___ TEXT PASSAGE

Class blog for "The Unstable Nucleus" at the School of the Art Institute of Chicago

Wednesday, September 24, 2014

Tuesday, September 23, 2014

Paintings Made by Hiroshima Survivors

Masahiko Nakata - Bloated Bodies in the River Over Yokogawa Bridge. 1973-4.

Satoshi Yoshimoto - Black Rain: Something Slimy Covered My Body. 1973-4.

The BBC wrote a very short article on an upcoming show in Manchester that will be featuring several pieces made by Hiroshima survivors. These were created about thirty years after the day the bomb was dropped (August 6th, 1945), in the mid 1970's. I think it's really interesting that the artists made them at a much later date- I wonder how having more time to process what happened may have influenced their depiction.

Full article:

-Ava Threlkel

Friday, September 19, 2014

Thursday, September 11, 2014

Japan Restarting Nuclear Reactors

A man shouts in protest September 10, 2014 as Japan's Nuclear Regulation Authority (NRA) unanimously approves the restart of two nuclear reactors in the Sendai plant in southern Japan. Although this is a huge step towards boosting Japan's nuclear industry after the Fukushima disaster of 2011, nuclear power advocate Prime Minister Shinzo Abe faces an uphill battle as the operator, Kyushu Electric Power, still needs the approval of local authorities and the surrounding communities.

Check out this article for details on how the two reactors are the first to restart under the tighter safety regulations. For in depth details on community concerns check out this article.

______

» **REQUESTS**:
A - According to the class blog, which body approved the restart of two reactors at the Sendai plant?
B - Write the next part of the class blog, picking up after its final sentence.
The lines after this point come from a separate source, not from the class blog.

___ DATASET SECTION

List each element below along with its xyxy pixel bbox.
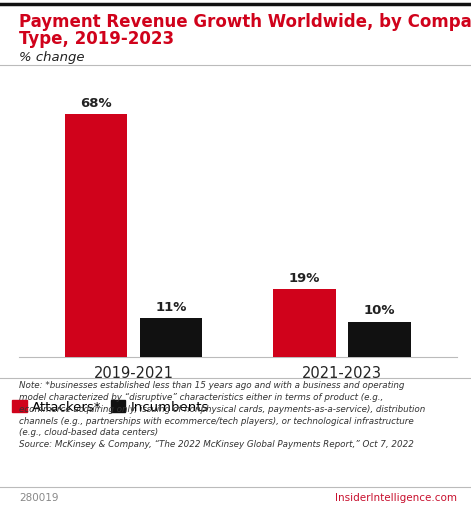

______

» **WRITTEN RESPONSES**:
A - Japan's Nuclear Regulation Authority (NRA) approved it unanimously.

B -
-Connie C.

Thursday, September 4, 2014

NATO summit starts today

This is a good time to remind ourselves about what NATO is, because there's a summit underway in Wales starting today.  One of the big topics under discussion is the crisis in Ukraine.  There's a lot of history and complexity to these issues, but the conflict with Russia that's taking place right now definitely relates to the history and current dynamic between nuclear powers.  I'm still absorbing it, but I found this analysis and opinion piece from Salon interesting. 

Nuking the moon?

In class last week, someone asked a question about whether there are enough nuclear weapons to destroy the moon.  For comparison of size, here is a NASA image (distances not to scale obviously):

In class we talked about how there are not enough nuclear weapons to destroy the earth, and similarly there are not enough to "destroy" the moon (certainly not enough to blow it up, and probably also not enough to make a mess of the whole surface either).  Are there enough to knock the moon out of orbit?  No, not that either (here's an article on that idea).  

In the 1950s there was apparently a project within the U.S. military to consider the idea of detonating one nuclear weapon on the moon.  This would have been an experiment to test out the idea of space-based warfare, as well as a demonstration project to show our military capabilities to the Soviet enemy.  But thankfully the project was dropped.  Here's a CNN blog posting on the top-secret plan.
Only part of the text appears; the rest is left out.